Goal of the exercise: Gather up the lines that contain "постоянной".

Exercise data:
• • • • •

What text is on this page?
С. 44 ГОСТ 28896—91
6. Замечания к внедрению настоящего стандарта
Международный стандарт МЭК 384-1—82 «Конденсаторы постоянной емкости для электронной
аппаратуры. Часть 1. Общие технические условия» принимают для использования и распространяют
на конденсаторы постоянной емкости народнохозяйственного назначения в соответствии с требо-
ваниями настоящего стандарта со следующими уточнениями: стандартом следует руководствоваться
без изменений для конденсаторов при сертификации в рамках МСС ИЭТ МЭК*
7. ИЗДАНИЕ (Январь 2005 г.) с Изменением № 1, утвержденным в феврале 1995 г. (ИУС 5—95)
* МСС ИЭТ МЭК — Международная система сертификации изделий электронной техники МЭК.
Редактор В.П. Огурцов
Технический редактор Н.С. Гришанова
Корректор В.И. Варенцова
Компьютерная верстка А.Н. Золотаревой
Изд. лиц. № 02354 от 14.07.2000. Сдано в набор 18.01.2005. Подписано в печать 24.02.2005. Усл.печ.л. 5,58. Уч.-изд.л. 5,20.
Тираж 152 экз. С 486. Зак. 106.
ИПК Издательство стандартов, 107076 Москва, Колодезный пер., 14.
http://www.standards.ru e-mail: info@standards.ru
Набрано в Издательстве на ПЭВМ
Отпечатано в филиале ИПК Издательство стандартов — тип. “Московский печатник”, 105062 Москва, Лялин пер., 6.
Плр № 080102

• • • • •

Solution for this task:
Международный стандарт МЭК 384-1—82 «Конденсаторы постоянной емкости для электронной
на конденсаторы постоянной емкости народнохозяйственного назначения в соответствии с требо-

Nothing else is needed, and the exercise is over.